### WHAT THE TASK ASKS:
Where a line of the material contains the string "JSON", copy that line.

* begin *

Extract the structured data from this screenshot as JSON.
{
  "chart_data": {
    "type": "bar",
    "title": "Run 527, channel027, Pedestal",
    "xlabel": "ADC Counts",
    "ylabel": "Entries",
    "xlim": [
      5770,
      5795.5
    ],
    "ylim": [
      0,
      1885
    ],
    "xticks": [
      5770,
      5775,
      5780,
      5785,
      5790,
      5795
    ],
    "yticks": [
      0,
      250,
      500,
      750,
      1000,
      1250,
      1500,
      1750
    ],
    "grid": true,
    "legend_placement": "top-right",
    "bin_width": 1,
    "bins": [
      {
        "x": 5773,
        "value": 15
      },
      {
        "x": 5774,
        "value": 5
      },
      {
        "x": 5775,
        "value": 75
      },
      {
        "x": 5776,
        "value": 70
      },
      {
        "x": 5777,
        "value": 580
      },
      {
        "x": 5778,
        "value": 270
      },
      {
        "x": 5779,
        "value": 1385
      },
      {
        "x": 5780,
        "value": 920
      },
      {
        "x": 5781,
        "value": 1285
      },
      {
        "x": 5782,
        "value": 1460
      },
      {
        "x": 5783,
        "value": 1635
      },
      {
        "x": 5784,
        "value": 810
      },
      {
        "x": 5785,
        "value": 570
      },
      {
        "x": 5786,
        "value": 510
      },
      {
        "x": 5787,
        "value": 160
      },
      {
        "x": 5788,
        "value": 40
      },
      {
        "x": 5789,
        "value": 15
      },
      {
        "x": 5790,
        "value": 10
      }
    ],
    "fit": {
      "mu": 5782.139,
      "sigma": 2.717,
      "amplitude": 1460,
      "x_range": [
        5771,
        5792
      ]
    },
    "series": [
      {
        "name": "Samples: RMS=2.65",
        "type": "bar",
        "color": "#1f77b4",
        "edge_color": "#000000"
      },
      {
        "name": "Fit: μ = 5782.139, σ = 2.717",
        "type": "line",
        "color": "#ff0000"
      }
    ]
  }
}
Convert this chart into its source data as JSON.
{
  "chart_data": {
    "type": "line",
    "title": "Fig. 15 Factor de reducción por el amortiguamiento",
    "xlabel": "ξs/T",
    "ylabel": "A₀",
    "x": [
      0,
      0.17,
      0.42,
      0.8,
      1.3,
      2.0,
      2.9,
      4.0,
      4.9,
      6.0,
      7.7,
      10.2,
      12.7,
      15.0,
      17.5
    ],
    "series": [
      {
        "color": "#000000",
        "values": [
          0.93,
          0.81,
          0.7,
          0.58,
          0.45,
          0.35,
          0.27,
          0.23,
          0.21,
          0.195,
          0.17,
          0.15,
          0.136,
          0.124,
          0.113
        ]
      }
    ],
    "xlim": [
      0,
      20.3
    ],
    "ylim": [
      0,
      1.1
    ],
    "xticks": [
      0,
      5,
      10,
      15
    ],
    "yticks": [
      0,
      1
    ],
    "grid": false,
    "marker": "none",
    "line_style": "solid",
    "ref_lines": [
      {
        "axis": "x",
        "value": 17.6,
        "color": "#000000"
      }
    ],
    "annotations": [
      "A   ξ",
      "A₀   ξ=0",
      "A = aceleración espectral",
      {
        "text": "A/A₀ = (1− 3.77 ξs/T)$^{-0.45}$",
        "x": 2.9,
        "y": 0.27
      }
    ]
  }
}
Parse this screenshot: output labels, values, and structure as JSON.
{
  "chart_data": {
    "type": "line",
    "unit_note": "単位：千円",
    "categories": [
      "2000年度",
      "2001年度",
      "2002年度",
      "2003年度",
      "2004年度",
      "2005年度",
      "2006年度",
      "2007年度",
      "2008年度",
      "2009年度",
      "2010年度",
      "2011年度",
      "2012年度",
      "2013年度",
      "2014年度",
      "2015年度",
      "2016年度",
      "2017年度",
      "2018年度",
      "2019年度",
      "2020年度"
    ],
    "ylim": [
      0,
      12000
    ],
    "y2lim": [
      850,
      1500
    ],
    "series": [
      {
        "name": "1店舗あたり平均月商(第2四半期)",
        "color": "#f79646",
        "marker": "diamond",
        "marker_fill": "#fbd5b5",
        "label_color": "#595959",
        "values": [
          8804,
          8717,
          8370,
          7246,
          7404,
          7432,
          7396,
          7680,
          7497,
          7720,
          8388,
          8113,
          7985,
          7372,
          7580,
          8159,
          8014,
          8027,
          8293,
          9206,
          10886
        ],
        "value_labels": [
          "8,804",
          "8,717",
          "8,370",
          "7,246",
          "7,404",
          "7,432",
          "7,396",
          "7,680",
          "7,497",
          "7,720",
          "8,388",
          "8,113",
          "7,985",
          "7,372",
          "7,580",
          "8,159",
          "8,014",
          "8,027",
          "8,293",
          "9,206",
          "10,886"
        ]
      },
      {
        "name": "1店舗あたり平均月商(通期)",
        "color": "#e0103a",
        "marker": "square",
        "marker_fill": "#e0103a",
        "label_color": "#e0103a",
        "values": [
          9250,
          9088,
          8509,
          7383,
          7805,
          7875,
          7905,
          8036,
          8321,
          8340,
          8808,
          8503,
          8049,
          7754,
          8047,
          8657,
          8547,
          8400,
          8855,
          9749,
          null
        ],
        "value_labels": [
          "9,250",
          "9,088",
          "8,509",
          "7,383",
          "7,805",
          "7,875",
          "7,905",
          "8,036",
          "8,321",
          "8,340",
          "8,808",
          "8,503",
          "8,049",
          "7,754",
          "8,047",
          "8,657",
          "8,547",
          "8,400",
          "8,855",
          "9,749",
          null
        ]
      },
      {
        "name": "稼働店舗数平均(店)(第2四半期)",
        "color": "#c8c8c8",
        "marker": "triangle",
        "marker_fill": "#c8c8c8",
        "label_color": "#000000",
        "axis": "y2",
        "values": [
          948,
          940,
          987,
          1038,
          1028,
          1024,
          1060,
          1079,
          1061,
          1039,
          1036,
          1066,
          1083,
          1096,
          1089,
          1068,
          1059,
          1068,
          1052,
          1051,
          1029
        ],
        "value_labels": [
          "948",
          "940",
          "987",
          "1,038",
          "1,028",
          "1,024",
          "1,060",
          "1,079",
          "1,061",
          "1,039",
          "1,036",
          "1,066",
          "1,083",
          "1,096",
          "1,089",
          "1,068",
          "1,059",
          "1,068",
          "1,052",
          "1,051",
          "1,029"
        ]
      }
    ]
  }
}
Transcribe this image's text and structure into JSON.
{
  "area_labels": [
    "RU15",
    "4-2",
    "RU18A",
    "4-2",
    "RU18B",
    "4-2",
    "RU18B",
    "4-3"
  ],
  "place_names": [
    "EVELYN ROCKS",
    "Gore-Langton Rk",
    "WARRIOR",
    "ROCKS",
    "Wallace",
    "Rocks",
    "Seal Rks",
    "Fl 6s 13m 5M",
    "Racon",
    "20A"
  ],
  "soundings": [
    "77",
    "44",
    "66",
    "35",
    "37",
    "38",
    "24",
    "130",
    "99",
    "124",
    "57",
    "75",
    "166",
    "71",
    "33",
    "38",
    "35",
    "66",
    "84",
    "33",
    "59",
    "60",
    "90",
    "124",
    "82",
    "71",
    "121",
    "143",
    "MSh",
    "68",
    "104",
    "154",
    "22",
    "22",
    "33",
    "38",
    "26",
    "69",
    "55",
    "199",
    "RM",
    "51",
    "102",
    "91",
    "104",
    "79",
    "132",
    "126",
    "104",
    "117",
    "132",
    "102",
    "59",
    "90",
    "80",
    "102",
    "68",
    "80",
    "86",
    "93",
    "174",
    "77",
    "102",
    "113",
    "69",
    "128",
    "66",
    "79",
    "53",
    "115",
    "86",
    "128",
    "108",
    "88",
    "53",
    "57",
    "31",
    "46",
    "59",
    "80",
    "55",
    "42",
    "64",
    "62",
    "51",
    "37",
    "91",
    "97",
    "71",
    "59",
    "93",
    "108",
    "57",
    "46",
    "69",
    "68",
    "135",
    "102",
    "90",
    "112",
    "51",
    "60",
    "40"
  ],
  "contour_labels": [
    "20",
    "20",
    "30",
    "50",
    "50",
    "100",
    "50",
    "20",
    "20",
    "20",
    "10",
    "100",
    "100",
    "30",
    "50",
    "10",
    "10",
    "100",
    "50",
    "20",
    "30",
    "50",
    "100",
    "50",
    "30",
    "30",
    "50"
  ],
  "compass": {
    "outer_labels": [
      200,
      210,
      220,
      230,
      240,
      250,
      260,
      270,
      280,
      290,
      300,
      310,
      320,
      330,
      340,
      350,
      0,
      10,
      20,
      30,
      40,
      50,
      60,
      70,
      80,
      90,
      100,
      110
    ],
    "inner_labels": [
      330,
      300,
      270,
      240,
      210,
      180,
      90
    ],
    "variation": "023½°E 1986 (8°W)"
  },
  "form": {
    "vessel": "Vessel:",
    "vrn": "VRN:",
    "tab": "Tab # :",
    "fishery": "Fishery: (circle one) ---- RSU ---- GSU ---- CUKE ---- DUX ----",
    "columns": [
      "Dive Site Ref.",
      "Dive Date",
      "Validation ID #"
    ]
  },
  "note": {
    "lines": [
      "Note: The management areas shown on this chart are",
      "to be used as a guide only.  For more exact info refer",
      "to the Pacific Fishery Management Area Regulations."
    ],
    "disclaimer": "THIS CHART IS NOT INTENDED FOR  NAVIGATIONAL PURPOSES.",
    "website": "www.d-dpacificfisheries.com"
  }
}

* end *

### RESULT OF THE TASK:
Extract the structured data from this screenshot as JSON.
Convert this chart into its source data as JSON.
Parse this screenshot: output labels, values, and structure as JSON.
Transcribe this image's text and structure into JSON.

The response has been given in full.